## [Task to complete]
Put every line of the listing, from its first line through the line containing "slice-label-value-3: 4.8% <box>85", into a numbered list, omitting blank lines.
————————
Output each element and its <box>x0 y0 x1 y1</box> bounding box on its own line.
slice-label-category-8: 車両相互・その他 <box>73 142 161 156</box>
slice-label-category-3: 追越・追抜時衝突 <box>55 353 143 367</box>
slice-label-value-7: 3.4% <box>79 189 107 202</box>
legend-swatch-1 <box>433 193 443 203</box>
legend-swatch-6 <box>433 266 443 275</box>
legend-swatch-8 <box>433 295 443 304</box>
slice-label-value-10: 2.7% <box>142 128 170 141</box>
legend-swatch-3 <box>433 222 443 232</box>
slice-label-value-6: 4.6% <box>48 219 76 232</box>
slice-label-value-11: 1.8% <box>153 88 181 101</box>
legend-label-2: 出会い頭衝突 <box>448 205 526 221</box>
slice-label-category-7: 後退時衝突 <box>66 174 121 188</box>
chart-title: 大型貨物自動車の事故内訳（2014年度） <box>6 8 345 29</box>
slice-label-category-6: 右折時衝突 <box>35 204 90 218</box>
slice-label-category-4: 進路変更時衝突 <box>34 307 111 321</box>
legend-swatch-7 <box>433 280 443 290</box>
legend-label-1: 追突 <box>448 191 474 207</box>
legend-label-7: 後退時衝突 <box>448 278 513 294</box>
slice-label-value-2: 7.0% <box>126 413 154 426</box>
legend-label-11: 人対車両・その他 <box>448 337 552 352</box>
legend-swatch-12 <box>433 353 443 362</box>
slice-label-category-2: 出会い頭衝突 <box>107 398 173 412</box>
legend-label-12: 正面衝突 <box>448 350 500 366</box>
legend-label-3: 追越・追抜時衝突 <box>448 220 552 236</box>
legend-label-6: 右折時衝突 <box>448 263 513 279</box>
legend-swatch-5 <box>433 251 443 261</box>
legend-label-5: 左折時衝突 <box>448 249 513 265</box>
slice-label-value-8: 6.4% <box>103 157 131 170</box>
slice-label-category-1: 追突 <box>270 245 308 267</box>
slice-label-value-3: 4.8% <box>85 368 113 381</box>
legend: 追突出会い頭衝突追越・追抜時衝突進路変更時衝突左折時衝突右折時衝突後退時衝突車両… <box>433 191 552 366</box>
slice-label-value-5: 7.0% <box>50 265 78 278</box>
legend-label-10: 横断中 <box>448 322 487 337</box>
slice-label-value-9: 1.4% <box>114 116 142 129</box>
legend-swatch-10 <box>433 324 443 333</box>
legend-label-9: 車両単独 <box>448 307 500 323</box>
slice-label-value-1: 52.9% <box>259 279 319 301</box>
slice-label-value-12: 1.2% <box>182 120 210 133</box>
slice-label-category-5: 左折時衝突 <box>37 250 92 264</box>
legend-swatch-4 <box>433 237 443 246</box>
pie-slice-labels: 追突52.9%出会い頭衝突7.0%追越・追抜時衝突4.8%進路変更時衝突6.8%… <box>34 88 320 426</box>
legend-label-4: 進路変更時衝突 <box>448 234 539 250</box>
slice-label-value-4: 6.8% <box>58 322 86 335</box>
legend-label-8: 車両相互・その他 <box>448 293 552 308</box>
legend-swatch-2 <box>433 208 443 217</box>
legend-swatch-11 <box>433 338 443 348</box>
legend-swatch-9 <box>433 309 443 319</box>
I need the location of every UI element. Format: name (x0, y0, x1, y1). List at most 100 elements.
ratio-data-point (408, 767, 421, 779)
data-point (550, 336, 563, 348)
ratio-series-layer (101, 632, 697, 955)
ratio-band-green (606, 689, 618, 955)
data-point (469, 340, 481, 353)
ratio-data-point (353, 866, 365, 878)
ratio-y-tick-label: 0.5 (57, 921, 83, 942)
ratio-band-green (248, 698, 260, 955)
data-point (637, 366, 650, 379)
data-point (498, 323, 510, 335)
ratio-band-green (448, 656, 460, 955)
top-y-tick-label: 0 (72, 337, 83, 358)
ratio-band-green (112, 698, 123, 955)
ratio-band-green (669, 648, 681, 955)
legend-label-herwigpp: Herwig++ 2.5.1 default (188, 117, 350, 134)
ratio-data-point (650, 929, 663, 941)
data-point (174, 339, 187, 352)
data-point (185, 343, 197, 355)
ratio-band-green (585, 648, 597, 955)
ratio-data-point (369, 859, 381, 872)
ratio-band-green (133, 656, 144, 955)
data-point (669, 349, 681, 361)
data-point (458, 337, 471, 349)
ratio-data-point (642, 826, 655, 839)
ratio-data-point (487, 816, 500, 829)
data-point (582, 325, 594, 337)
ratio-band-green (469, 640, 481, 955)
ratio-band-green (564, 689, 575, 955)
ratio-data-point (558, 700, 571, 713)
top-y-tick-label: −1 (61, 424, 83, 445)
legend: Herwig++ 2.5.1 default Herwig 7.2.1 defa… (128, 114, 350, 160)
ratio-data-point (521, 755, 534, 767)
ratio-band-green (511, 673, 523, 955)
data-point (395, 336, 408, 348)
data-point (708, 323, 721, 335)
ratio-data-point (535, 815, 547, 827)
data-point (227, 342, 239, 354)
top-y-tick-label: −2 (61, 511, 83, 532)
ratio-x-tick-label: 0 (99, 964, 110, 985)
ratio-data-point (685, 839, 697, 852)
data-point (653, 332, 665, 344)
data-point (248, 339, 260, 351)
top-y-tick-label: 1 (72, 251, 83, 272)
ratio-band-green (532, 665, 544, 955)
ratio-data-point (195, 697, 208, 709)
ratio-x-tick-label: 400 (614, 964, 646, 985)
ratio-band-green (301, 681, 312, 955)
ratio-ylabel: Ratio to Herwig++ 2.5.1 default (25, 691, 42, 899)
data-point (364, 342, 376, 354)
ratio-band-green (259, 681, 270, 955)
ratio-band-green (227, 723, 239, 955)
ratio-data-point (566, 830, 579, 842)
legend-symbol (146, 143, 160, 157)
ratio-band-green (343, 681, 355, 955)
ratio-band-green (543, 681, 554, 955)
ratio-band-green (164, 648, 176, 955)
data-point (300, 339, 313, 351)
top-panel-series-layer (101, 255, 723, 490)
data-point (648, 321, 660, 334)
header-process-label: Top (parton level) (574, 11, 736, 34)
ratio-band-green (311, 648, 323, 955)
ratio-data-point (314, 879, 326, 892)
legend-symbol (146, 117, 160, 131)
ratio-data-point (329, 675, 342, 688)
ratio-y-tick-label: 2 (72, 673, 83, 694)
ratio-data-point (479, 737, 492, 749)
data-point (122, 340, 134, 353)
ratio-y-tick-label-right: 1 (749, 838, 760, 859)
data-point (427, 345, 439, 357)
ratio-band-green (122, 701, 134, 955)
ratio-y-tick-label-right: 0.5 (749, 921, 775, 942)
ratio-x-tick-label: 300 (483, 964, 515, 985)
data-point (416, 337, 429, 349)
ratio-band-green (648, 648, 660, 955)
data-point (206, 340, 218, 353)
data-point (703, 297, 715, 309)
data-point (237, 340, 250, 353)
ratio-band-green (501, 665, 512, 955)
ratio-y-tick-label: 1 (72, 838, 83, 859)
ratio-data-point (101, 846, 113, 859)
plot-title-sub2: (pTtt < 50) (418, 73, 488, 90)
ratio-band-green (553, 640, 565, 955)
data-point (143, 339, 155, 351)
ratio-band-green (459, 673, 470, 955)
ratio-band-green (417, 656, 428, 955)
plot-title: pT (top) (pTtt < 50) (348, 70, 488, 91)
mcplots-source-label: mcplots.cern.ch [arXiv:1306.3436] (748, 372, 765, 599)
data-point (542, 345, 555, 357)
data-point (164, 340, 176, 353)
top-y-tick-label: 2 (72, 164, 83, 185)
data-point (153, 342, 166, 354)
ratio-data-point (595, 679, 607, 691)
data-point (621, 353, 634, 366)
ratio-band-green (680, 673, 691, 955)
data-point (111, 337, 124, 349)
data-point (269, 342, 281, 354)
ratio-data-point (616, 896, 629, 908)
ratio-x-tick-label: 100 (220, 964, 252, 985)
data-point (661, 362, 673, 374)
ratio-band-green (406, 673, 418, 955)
————————
## [Written response]
1. Output each element and its <box>x0 y0 x1 y1</box> bounding box on its own line.
2. slice-label-category-8: 車両相互・その他 <box>73 142 161 156</box>
3. slice-label-category-3: 追越・追抜時衝突 <box>55 353 143 367</box>
4. slice-label-value-7: 3.4% <box>79 189 107 202</box>
5. legend-swatch-1 <box>433 193 443 203</box>
6. legend-swatch-6 <box>433 266 443 275</box>
7. legend-swatch-8 <box>433 295 443 304</box>
8. slice-label-value-10: 2.7% <box>142 128 170 141</box>
9. legend-swatch-3 <box>433 222 443 232</box>
10. slice-label-value-6: 4.6% <box>48 219 76 232</box>
11. slice-label-value-11: 1.8% <box>153 88 181 101</box>
12. legend-label-2: 出会い頭衝突 <box>448 205 526 221</box>
13. slice-label-category-7: 後退時衝突 <box>66 174 121 188</box>
14. chart-title: 大型貨物自動車の事故内訳（2014年度） <box>6 8 345 29</box>
15. slice-label-category-6: 右折時衝突 <box>35 204 90 218</box>
16. slice-label-category-4: 進路変更時衝突 <box>34 307 111 321</box>
17. legend-swatch-7 <box>433 280 443 290</box>
18. legend-label-1: 追突 <box>448 191 474 207</box>
19. legend-label-7: 後退時衝突 <box>448 278 513 294</box>
20. slice-label-value-2: 7.0% <box>126 413 154 426</box>
21. legend-label-11: 人対車両・その他 <box>448 337 552 352</box>
22. legend-swatch-12 <box>433 353 443 362</box>
23. slice-label-category-2: 出会い頭衝突 <box>107 398 173 412</box>
24. legend-label-12: 正面衝突 <box>448 350 500 366</box>
25. legend-label-3: 追越・追抜時衝突 <box>448 220 552 236</box>
26. legend-label-6: 右折時衝突 <box>448 263 513 279</box>
27. legend-swatch-5 <box>433 251 443 261</box>
28. legend-label-5: 左折時衝突 <box>448 249 513 265</box>
29. slice-label-value-8: 6.4% <box>103 157 131 170</box>
30. slice-label-category-1: 追突 <box>270 245 308 267</box>
31. slice-label-value-3: 4.8% <box>85 368 113 381</box>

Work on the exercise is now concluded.